--- Source material ---
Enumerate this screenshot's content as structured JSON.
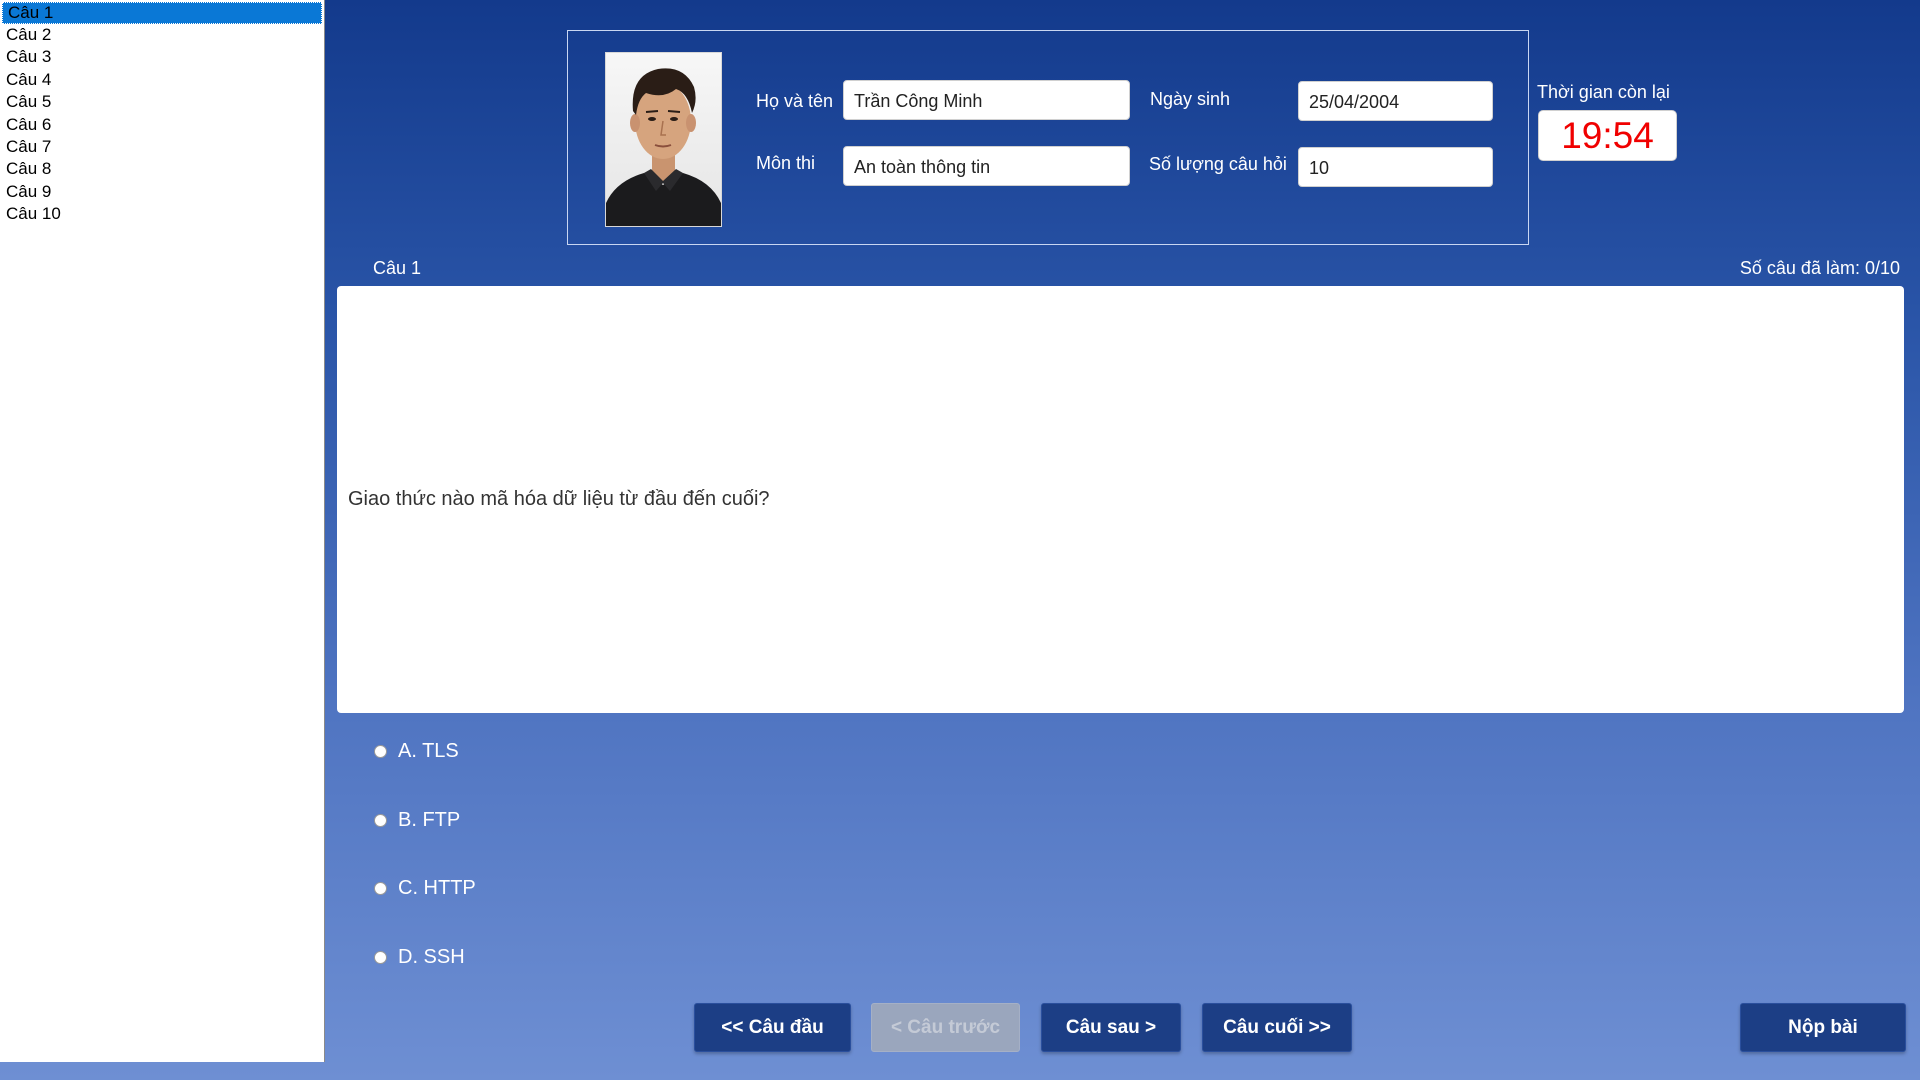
{
  "question_list": [
    "Câu 1",
    "Câu 2",
    "Câu 3",
    "Câu 4",
    "Câu 5",
    "Câu 6",
    "Câu 7",
    "Câu 8",
    "Câu 9",
    "Câu 10"
  ],
  "selected_index": 0,
  "student": {
    "name_label": "Họ và tên",
    "name_value": "Trần Công Minh",
    "dob_label": "Ngày sinh",
    "dob_value": "25/04/2004",
    "subject_label": "Môn thi",
    "subject_value": "An toàn thông tin",
    "count_label": "Số lượng câu hỏi",
    "count_value": "10"
  },
  "timer": {
    "label": "Thời gian còn lại",
    "value": "19:54",
    "color": "#f00000"
  },
  "question": {
    "label": "Câu 1",
    "progress": "Số câu đã làm: 0/10",
    "text": "Giao thức nào mã hóa dữ liệu từ đầu đến cuối?",
    "options": [
      "A. TLS",
      "B. FTP",
      "C. HTTP",
      "D. SSH"
    ]
  },
  "buttons": {
    "first": "<< Câu đầu",
    "prev": "< Câu trước",
    "next": "Câu sau >",
    "last": "Câu cuối >>",
    "submit": "Nộp bài"
  },
  "colors": {
    "accent": "#0a78d6",
    "button": "#1c3e85"
  }
}
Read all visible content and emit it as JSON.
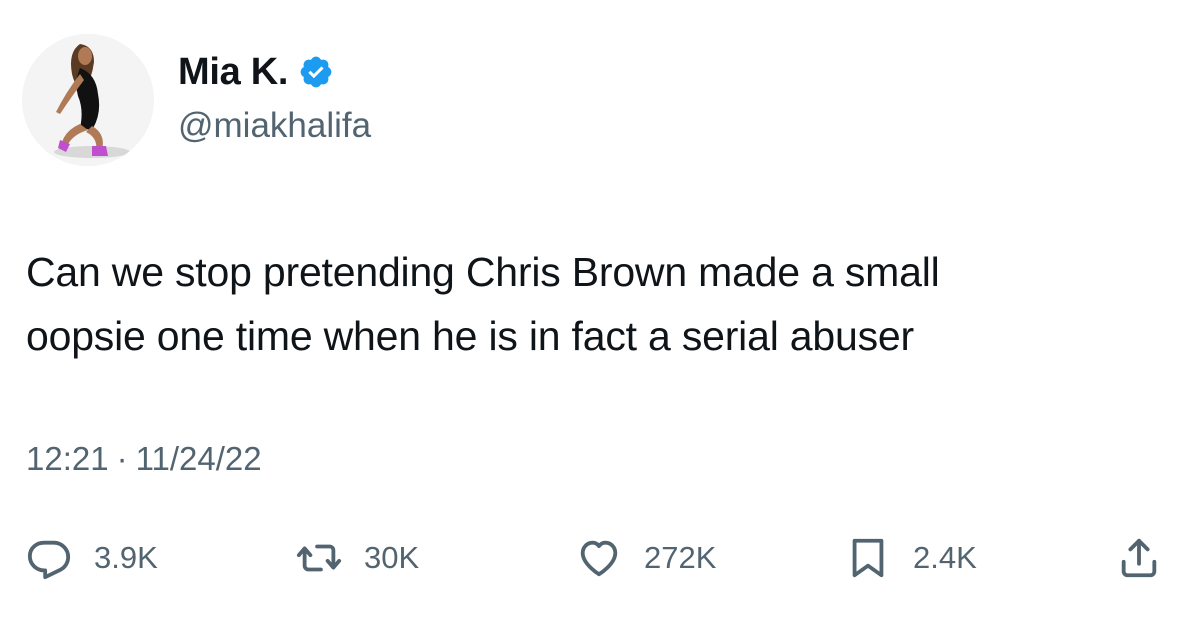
{
  "user": {
    "display_name": "Mia K.",
    "handle": "@miakhalifa",
    "verified_icon": "verified-badge-icon",
    "verified_color": "#1d9bf0"
  },
  "tweet": {
    "text": "Can we stop pretending Chris Brown made a small\noopsie one time when he is in fact a serial abuser",
    "time": "12:21",
    "separator": "·",
    "date": "11/24/22"
  },
  "actions": {
    "replies": "3.9K",
    "retweets": "30K",
    "likes": "272K",
    "bookmarks": "2.4K"
  },
  "colors": {
    "text": "#0f1419",
    "secondary": "#536471"
  }
}
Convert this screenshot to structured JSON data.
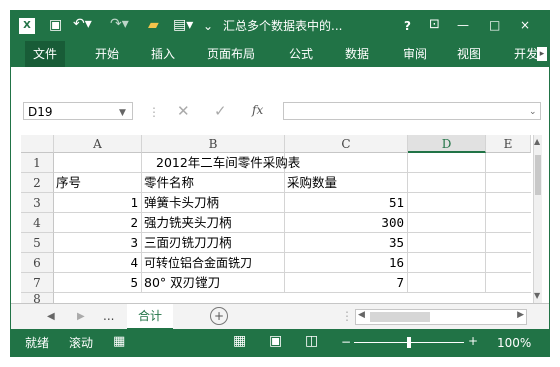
{
  "title_bar": {
    "app_icon": "excel-icon",
    "title": "汇总多个数据表中的...",
    "help": "?",
    "controls": [
      "—",
      "□",
      "×"
    ]
  },
  "ribbon_tabs": [
    "文件",
    "开始",
    "插入",
    "页面布局",
    "公式",
    "数据",
    "审阅",
    "视图",
    "开发"
  ],
  "formula_bar": {
    "name_box": "D19",
    "fx": "fx",
    "formula": ""
  },
  "columns": [
    "A",
    "B",
    "C",
    "D",
    "E"
  ],
  "rows": [
    {
      "n": "1",
      "a": "",
      "b": "2012年二车间零件采购表",
      "c": ""
    },
    {
      "n": "2",
      "a": "序号",
      "b": "零件名称",
      "c": "采购数量"
    },
    {
      "n": "3",
      "a": "1",
      "b": "弹簧卡头刀柄",
      "c": "51"
    },
    {
      "n": "4",
      "a": "2",
      "b": "强力铣夹头刀柄",
      "c": "300"
    },
    {
      "n": "5",
      "a": "3",
      "b": "三面刃铣刀刀柄",
      "c": "35"
    },
    {
      "n": "6",
      "a": "4",
      "b": "可转位铝合金面铣刀",
      "c": "16"
    },
    {
      "n": "7",
      "a": "5",
      "b": "80° 双刃镗刀",
      "c": "7"
    },
    {
      "n": "8",
      "a": "",
      "b": "",
      "c": ""
    }
  ],
  "sheet_tabs": {
    "more": "...",
    "active": "合计",
    "add": "+"
  },
  "status": {
    "ready": "就绪",
    "scroll": "滚动",
    "zoom": "100%",
    "zoom_level_fraction": 0.5
  }
}
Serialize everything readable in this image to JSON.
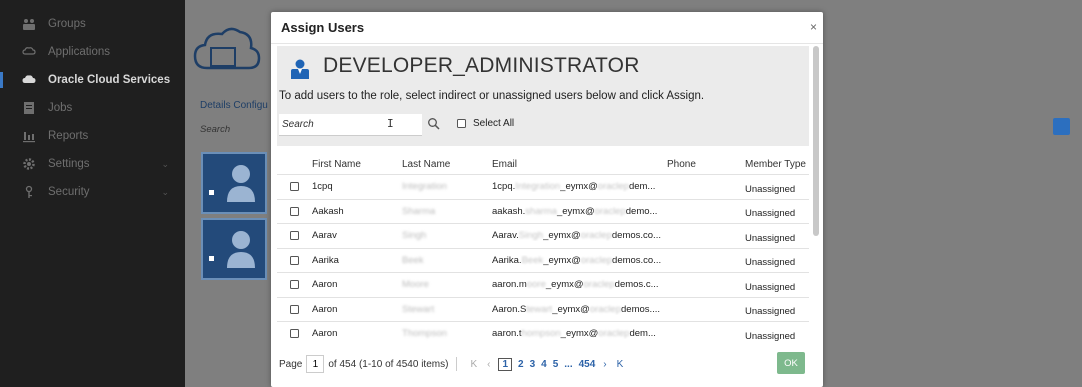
{
  "sidebar": {
    "items": [
      {
        "label": "Groups",
        "icon": "groups-icon",
        "active": false
      },
      {
        "label": "Applications",
        "icon": "applications-icon",
        "active": false
      },
      {
        "label": "Oracle Cloud Services",
        "icon": "cloud-icon",
        "active": true
      },
      {
        "label": "Jobs",
        "icon": "jobs-icon",
        "active": false
      },
      {
        "label": "Reports",
        "icon": "reports-icon",
        "active": false
      },
      {
        "label": "Settings",
        "icon": "settings-icon",
        "active": false,
        "expandable": true
      },
      {
        "label": "Security",
        "icon": "security-icon",
        "active": false,
        "expandable": true
      }
    ]
  },
  "background": {
    "tabs": "Details  Configu",
    "search_placeholder": "Search"
  },
  "modal": {
    "title": "Assign Users",
    "close_glyph": "×",
    "role_name": "DEVELOPER_ADMINISTRATOR",
    "instructions": "To add users to the role, select indirect or unassigned users below and click Assign.",
    "search_placeholder": "Search",
    "select_all_label": "Select All",
    "columns": {
      "first_name": "First Name",
      "last_name": "Last Name",
      "email": "Email",
      "phone": "Phone",
      "member_type": "Member Type"
    },
    "rows": [
      {
        "first": "1cpq",
        "last": "Integration",
        "email_a": "1cpq.",
        "email_b": "Integration",
        "email_c": "_eymx@",
        "email_d": "oraclep",
        "email_e": "dem...",
        "phone": "",
        "type": "Unassigned"
      },
      {
        "first": "Aakash",
        "last": "Sharma",
        "email_a": "aakash.",
        "email_b": "sharma",
        "email_c": "_eymx@",
        "email_d": "oraclep",
        "email_e": "demo...",
        "phone": "",
        "type": "Unassigned"
      },
      {
        "first": "Aarav",
        "last": "Singh",
        "email_a": "Aarav.",
        "email_b": "Singh",
        "email_c": "_eymx@",
        "email_d": "oraclep",
        "email_e": "demos.co...",
        "phone": "",
        "type": "Unassigned"
      },
      {
        "first": "Aarika",
        "last": "Beek",
        "email_a": "Aarika.",
        "email_b": "Beek",
        "email_c": "_eymx@",
        "email_d": "oraclep",
        "email_e": "demos.co...",
        "phone": "",
        "type": "Unassigned"
      },
      {
        "first": "Aaron",
        "last": "Moore",
        "email_a": "aaron.m",
        "email_b": "oore",
        "email_c": "_eymx@",
        "email_d": "oraclep",
        "email_e": "demos.c...",
        "phone": "",
        "type": "Unassigned"
      },
      {
        "first": "Aaron",
        "last": "Stewart",
        "email_a": "Aaron.S",
        "email_b": "tewart",
        "email_c": "_eymx@",
        "email_d": "oraclep",
        "email_e": "demos....",
        "phone": "",
        "type": "Unassigned"
      },
      {
        "first": "Aaron",
        "last": "Thompson",
        "email_a": "aaron.t",
        "email_b": "hompson",
        "email_c": "_eymx@",
        "email_d": "oraclep",
        "email_e": "dem...",
        "phone": "",
        "type": "Unassigned"
      }
    ],
    "pagination": {
      "page_label": "Page",
      "current_page": "1",
      "of_text": "of 454  (1-10 of 4540 items)",
      "first": "K",
      "prev": "‹",
      "pages": [
        "1",
        "2",
        "3",
        "4",
        "5"
      ],
      "ellipsis": "...",
      "last_page": "454",
      "next": "›",
      "last": "K"
    },
    "ok_label": "OK"
  },
  "colors": {
    "sidebar_bg": "#1f1f1f",
    "accent": "#3a79c6",
    "ok_button": "#7eb98d",
    "link": "#2d63a8"
  }
}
---
Exercise task - Pictures are not part of the copy; reproduce everything else in the records exactly.

Written response -
Enumerate this screenshot's content as structured JSON.
{
  "question_list": [
    "Câu 1",
    "Câu 2",
    "Câu 3",
    "Câu 4",
    "Câu 5",
    "Câu 6",
    "Câu 7",
    "Câu 8",
    "Câu 9",
    "Câu 10"
  ],
  "selected_index": 0,
  "student": {
    "name_label": "Họ và tên",
    "name_value": "Trần Công Minh",
    "dob_label": "Ngày sinh",
    "dob_value": "25/04/2004",
    "subject_label": "Môn thi",
    "subject_value": "An toàn thông tin",
    "count_label": "Số lượng câu hỏi",
    "count_value": "10"
  },
  "timer": {
    "label": "Thời gian còn lại",
    "value": "19:54",
    "color": "#f00000"
  },
  "question": {
    "label": "Câu 1",
    "progress": "Số câu đã làm: 0/10",
    "text": "Giao thức nào mã hóa dữ liệu từ đầu đến cuối?",
    "options": [
      "A. TLS",
      "B. FTP",
      "C. HTTP",
      "D. SSH"
    ]
  },
  "buttons": {
    "first": "<< Câu đầu",
    "prev": "< Câu trước",
    "next": "Câu sau >",
    "last": "Câu cuối >>",
    "submit": "Nộp bài"
  },
  "colors": {
    "accent": "#0a78d6",
    "button": "#1c3e85"
  }
}
Read all visible content and emit it as JSON.
{
  "user": {
    "display_name": "Mia K.",
    "handle": "@miakhalifa",
    "verified_icon": "verified-badge-icon",
    "verified_color": "#1d9bf0"
  },
  "tweet": {
    "text": "Can we stop pretending Chris Brown made a small\noopsie one time when he is in fact a serial abuser",
    "time": "12:21",
    "separator": "·",
    "date": "11/24/22"
  },
  "actions": {
    "replies": "3.9K",
    "retweets": "30K",
    "likes": "272K",
    "bookmarks": "2.4K"
  },
  "colors": {
    "text": "#0f1419",
    "secondary": "#536471"
  }
}
Convert this screenshot to structured JSON data.
{
  "title_bar": {
    "app_icon": "excel-icon",
    "title": "汇总多个数据表中的...",
    "help": "?",
    "controls": [
      "—",
      "□",
      "×"
    ]
  },
  "ribbon_tabs": [
    "文件",
    "开始",
    "插入",
    "页面布局",
    "公式",
    "数据",
    "审阅",
    "视图",
    "开发"
  ],
  "formula_bar": {
    "name_box": "D19",
    "fx": "fx",
    "formula": ""
  },
  "columns": [
    "A",
    "B",
    "C",
    "D",
    "E"
  ],
  "rows": [
    {
      "n": "1",
      "a": "",
      "b": "2012年二车间零件采购表",
      "c": ""
    },
    {
      "n": "2",
      "a": "序号",
      "b": "零件名称",
      "c": "采购数量"
    },
    {
      "n": "3",
      "a": "1",
      "b": "弹簧卡头刀柄",
      "c": "51"
    },
    {
      "n": "4",
      "a": "2",
      "b": "强力铣夹头刀柄",
      "c": "300"
    },
    {
      "n": "5",
      "a": "3",
      "b": "三面刃铣刀刀柄",
      "c": "35"
    },
    {
      "n": "6",
      "a": "4",
      "b": "可转位铝合金面铣刀",
      "c": "16"
    },
    {
      "n": "7",
      "a": "5",
      "b": "80° 双刃镗刀",
      "c": "7"
    },
    {
      "n": "8",
      "a": "",
      "b": "",
      "c": ""
    }
  ],
  "sheet_tabs": {
    "more": "...",
    "active": "合计",
    "add": "+"
  },
  "status": {
    "ready": "就绪",
    "scroll": "滚动",
    "zoom": "100%",
    "zoom_level_fraction": 0.5
  }
}
Serialize everything readable in this image to JSON.
{
  "sidebar": {
    "items": [
      {
        "label": "Groups",
        "icon": "groups-icon",
        "active": false
      },
      {
        "label": "Applications",
        "icon": "applications-icon",
        "active": false
      },
      {
        "label": "Oracle Cloud Services",
        "icon": "cloud-icon",
        "active": true
      },
      {
        "label": "Jobs",
        "icon": "jobs-icon",
        "active": false
      },
      {
        "label": "Reports",
        "icon": "reports-icon",
        "active": false
      },
      {
        "label": "Settings",
        "icon": "settings-icon",
        "active": false,
        "expandable": true
      },
      {
        "label": "Security",
        "icon": "security-icon",
        "active": false,
        "expandable": true
      }
    ]
  },
  "background": {
    "tabs": "Details  Configu",
    "search_placeholder": "Search"
  },
  "modal": {
    "title": "Assign Users",
    "close_glyph": "×",
    "role_name": "DEVELOPER_ADMINISTRATOR",
    "instructions": "To add users to the role, select indirect or unassigned users below and click Assign.",
    "search_placeholder": "Search",
    "select_all_label": "Select All",
    "columns": {
      "first_name": "First Name",
      "last_name": "Last Name",
      "email": "Email",
      "phone": "Phone",
      "member_type": "Member Type"
    },
    "rows": [
      {
        "first": "1cpq",
        "last": "Integration",
        "email_a": "1cpq.",
        "email_b": "Integration",
        "email_c": "_eymx@",
        "email_d": "oraclep",
        "email_e": "dem...",
        "phone": "",
        "type": "Unassigned"
      },
      {
        "first": "Aakash",
        "last": "Sharma",
        "email_a": "aakash.",
        "email_b": "sharma",
        "email_c": "_eymx@",
        "email_d": "oraclep",
        "email_e": "demo...",
        "phone": "",
        "type": "Unassigned"
      },
      {
        "first": "Aarav",
        "last": "Singh",
        "email_a": "Aarav.",
        "email_b": "Singh",
        "email_c": "_eymx@",
        "email_d": "oraclep",
        "email_e": "demos.co...",
        "phone": "",
        "type": "Unassigned"
      },
      {
        "first": "Aarika",
        "last": "Beek",
        "email_a": "Aarika.",
        "email_b": "Beek",
        "email_c": "_eymx@",
        "email_d": "oraclep",
        "email_e": "demos.co...",
        "phone": "",
        "type": "Unassigned"
      },
      {
        "first": "Aaron",
        "last": "Moore",
        "email_a": "aaron.m",
        "email_b": "oore",
        "email_c": "_eymx@",
        "email_d": "oraclep",
        "email_e": "demos.c...",
        "phone": "",
        "type": "Unassigned"
      },
      {
        "first": "Aaron",
        "last": "Stewart",
        "email_a": "Aaron.S",
        "email_b": "tewart",
        "email_c": "_eymx@",
        "email_d": "oraclep",
        "email_e": "demos....",
        "phone": "",
        "type": "Unassigned"
      },
      {
        "first": "Aaron",
        "last": "Thompson",
        "email_a": "aaron.t",
        "email_b": "hompson",
        "email_c": "_eymx@",
        "email_d": "oraclep",
        "email_e": "dem...",
        "phone": "",
        "type": "Unassigned"
      }
    ],
    "pagination": {
      "page_label": "Page",
      "current_page": "1",
      "of_text": "of 454  (1-10 of 4540 items)",
      "first": "K",
      "prev": "‹",
      "pages": [
        "1",
        "2",
        "3",
        "4",
        "5"
      ],
      "ellipsis": "...",
      "last_page": "454",
      "next": "›",
      "last": "K"
    },
    "ok_label": "OK"
  },
  "colors": {
    "sidebar_bg": "#1f1f1f",
    "accent": "#3a79c6",
    "ok_button": "#7eb98d",
    "link": "#2d63a8"
  }
}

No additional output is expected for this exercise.